* Exercise material:
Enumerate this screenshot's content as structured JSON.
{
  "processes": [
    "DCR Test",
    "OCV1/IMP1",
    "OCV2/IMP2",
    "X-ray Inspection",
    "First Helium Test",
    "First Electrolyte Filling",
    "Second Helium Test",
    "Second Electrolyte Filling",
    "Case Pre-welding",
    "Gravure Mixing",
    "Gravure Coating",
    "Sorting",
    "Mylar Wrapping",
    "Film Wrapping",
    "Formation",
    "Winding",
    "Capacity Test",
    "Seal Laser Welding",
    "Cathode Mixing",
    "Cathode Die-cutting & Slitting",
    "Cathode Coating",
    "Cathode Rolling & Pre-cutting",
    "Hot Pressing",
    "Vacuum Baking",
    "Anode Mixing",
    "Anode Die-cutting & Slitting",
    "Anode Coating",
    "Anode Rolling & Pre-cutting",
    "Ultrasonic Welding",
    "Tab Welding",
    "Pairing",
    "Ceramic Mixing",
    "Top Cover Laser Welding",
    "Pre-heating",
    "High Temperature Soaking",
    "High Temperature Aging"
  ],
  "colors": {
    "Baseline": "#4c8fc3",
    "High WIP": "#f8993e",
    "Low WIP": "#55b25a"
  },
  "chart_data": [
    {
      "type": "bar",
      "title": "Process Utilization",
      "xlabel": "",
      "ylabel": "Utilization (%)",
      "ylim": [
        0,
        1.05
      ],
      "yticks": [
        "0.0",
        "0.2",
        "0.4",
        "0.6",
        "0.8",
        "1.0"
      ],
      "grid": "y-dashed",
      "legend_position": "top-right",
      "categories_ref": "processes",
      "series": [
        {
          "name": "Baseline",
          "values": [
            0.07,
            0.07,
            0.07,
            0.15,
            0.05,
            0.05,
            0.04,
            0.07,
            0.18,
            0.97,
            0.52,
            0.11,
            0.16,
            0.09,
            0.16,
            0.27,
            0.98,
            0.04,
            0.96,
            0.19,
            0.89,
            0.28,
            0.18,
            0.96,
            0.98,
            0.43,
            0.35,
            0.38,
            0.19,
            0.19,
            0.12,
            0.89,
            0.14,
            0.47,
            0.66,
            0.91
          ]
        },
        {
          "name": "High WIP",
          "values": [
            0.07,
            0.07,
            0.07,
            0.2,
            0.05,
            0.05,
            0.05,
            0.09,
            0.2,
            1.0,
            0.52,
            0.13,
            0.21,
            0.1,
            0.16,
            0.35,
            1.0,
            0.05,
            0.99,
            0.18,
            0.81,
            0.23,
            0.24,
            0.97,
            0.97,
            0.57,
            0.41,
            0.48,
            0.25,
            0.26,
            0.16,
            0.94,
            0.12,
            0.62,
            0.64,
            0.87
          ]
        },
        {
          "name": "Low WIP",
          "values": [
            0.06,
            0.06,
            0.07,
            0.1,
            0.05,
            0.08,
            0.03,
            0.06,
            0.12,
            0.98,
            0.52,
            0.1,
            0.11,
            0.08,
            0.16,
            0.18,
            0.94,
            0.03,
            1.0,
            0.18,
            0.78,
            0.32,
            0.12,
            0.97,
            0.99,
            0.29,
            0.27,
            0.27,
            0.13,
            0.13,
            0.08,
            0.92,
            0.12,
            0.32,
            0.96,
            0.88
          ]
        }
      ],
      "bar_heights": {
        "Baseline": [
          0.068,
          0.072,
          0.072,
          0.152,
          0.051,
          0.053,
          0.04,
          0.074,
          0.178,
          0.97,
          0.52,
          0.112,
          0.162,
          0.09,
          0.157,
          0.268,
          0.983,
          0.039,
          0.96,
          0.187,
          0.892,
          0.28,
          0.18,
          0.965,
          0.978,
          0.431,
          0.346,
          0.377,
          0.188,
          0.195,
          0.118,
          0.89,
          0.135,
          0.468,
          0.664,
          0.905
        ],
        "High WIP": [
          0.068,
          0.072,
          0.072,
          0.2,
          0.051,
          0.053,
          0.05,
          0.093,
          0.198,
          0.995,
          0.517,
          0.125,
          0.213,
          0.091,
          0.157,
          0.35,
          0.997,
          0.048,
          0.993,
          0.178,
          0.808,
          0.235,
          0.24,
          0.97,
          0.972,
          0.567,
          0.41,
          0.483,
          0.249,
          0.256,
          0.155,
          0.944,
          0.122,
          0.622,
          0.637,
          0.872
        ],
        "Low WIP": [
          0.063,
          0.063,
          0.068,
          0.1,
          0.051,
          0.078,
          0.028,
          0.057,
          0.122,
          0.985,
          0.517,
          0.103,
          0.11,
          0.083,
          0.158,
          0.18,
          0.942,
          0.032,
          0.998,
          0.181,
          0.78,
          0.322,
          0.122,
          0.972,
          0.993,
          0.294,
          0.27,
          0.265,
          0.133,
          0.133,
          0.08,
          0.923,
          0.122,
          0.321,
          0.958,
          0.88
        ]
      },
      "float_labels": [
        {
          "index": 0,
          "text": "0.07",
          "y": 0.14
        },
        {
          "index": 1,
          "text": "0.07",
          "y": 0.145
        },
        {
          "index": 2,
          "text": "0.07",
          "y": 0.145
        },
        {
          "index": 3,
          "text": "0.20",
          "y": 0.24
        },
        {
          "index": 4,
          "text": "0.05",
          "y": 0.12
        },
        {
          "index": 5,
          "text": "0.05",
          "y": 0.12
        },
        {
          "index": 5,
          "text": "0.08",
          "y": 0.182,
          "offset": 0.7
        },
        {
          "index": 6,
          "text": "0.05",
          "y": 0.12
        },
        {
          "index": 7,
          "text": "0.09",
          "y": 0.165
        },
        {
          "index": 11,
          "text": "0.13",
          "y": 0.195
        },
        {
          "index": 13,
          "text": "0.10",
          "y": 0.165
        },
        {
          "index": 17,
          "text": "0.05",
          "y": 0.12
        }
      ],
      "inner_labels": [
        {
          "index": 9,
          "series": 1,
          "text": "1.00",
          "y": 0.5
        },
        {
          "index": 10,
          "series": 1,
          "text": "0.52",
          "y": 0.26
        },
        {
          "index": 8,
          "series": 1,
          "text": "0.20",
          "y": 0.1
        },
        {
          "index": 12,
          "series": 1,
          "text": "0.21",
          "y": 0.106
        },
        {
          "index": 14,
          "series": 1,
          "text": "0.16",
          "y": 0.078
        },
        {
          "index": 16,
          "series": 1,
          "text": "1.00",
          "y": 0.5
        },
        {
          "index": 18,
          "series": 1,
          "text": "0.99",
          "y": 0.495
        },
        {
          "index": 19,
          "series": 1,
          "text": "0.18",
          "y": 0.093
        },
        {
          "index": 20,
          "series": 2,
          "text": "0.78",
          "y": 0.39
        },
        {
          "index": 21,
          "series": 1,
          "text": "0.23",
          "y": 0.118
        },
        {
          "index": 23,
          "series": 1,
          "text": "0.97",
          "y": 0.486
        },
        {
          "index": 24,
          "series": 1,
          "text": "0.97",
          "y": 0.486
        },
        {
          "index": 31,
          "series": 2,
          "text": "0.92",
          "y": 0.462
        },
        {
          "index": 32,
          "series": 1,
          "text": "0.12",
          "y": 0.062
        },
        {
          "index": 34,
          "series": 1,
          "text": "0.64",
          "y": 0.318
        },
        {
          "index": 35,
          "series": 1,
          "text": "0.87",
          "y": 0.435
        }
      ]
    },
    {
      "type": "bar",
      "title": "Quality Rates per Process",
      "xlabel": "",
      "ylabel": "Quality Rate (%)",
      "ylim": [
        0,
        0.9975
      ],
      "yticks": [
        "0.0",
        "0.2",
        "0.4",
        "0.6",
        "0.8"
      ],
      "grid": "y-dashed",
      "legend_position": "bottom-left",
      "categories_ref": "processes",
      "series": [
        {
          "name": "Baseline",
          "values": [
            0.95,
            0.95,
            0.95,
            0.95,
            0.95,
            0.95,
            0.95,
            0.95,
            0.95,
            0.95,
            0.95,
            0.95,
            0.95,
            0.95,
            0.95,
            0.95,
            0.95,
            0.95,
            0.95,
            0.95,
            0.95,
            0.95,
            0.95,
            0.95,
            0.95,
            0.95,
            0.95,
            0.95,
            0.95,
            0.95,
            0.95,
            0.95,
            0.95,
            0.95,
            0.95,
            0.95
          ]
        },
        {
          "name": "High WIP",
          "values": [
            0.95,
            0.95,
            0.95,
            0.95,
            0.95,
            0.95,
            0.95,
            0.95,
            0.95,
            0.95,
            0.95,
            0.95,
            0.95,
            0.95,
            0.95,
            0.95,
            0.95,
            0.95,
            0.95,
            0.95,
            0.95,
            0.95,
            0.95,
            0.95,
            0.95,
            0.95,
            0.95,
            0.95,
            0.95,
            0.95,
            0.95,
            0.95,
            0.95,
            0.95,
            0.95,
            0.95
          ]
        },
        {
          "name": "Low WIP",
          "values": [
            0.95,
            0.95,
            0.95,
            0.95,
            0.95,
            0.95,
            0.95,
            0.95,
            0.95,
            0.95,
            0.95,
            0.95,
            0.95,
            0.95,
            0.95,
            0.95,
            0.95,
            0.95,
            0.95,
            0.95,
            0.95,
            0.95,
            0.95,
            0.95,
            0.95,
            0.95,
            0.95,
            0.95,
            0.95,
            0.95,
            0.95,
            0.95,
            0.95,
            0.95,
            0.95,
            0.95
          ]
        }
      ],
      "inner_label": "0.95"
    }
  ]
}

* Goal of the exercise: List every line above that holds the word "Electrolyte".

* Result:
    "First Electrolyte Filling",
    "Second Electrolyte Filling",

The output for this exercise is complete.